Stated problem — Copy the data word for word, keeping every line.

Given records —
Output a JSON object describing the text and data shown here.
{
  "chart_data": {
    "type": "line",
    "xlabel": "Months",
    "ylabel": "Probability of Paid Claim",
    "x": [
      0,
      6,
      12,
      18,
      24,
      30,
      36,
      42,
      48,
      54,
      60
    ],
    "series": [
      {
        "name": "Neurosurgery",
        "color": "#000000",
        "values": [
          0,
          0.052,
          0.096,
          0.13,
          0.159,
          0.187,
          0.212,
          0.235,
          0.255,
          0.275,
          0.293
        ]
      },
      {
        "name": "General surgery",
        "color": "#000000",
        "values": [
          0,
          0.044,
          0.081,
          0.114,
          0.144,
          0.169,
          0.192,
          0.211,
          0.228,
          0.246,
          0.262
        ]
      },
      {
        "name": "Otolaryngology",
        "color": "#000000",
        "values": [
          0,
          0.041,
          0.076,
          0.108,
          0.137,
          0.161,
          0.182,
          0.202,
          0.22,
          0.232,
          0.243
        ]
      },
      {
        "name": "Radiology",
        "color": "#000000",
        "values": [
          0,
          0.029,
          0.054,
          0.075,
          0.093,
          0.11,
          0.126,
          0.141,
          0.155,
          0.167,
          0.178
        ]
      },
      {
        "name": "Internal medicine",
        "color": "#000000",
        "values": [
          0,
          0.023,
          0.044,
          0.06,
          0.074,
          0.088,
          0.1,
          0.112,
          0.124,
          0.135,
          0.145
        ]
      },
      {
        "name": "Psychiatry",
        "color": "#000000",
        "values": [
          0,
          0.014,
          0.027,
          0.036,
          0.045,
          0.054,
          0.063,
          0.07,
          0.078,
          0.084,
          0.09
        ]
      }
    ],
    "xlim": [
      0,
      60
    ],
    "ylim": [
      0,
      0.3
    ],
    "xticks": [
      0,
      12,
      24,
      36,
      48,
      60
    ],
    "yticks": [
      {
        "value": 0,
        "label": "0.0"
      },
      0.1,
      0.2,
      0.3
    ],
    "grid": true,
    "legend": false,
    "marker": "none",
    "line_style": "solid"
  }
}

Written response —
Output a JSON object describing the text and data shown here.
{
  "chart_data": {
    "type": "line",
    "xlabel": "Months",
    "ylabel": "Probability of Paid Claim",
    "x": [
      0,
      6,
      12,
      18,
      24,
      30,
      36,
      42,
      48,
      54,
      60
    ],
    "series": [
      {
        "name": "Neurosurgery",
        "color": "#000000",
        "values": [
          0,
          0.052,
          0.096,
          0.13,
          0.159,
          0.187,
          0.212,
          0.235,
          0.255,
          0.275,
          0.293
        ]
      },
      {
        "name": "General surgery",
        "color": "#000000",
        "values": [
          0,
          0.044,
          0.081,
          0.114,
          0.144,
          0.169,
          0.192,
          0.211,
          0.228,
          0.246,
          0.262
        ]
      },
      {
        "name": "Otolaryngology",
        "color": "#000000",
        "values": [
          0,
          0.041,
          0.076,
          0.108,
          0.137,
          0.161,
          0.182,
          0.202,
          0.22,
          0.232,
          0.243
        ]
      },
      {
        "name": "Radiology",
        "color": "#000000",
        "values": [
          0,
          0.029,
          0.054,
          0.075,
          0.093,
          0.11,
          0.126,
          0.141,
          0.155,
          0.167,
          0.178
        ]
      },
      {
        "name": "Internal medicine",
        "color": "#000000",
        "values": [
          0,
          0.023,
          0.044,
          0.06,
          0.074,
          0.088,
          0.1,
          0.112,
          0.124,
          0.135,
          0.145
        ]
      },
      {
        "name": "Psychiatry",
        "color": "#000000",
        "values": [
          0,
          0.014,
          0.027,
          0.036,
          0.045,
          0.054,
          0.063,
          0.07,
          0.078,
          0.084,
          0.09
        ]
      }
    ],
    "xlim": [
      0,
      60
    ],
    "ylim": [
      0,
      0.3
    ],
    "xticks": [
      0,
      12,
      24,
      36,
      48,
      60
    ],
    "yticks": [
      {
        "value": 0,
        "label": "0.0"
      },
      0.1,
      0.2,
      0.3
    ],
    "grid": true,
    "legend": false,
    "marker": "none",
    "line_style": "solid"
  }
}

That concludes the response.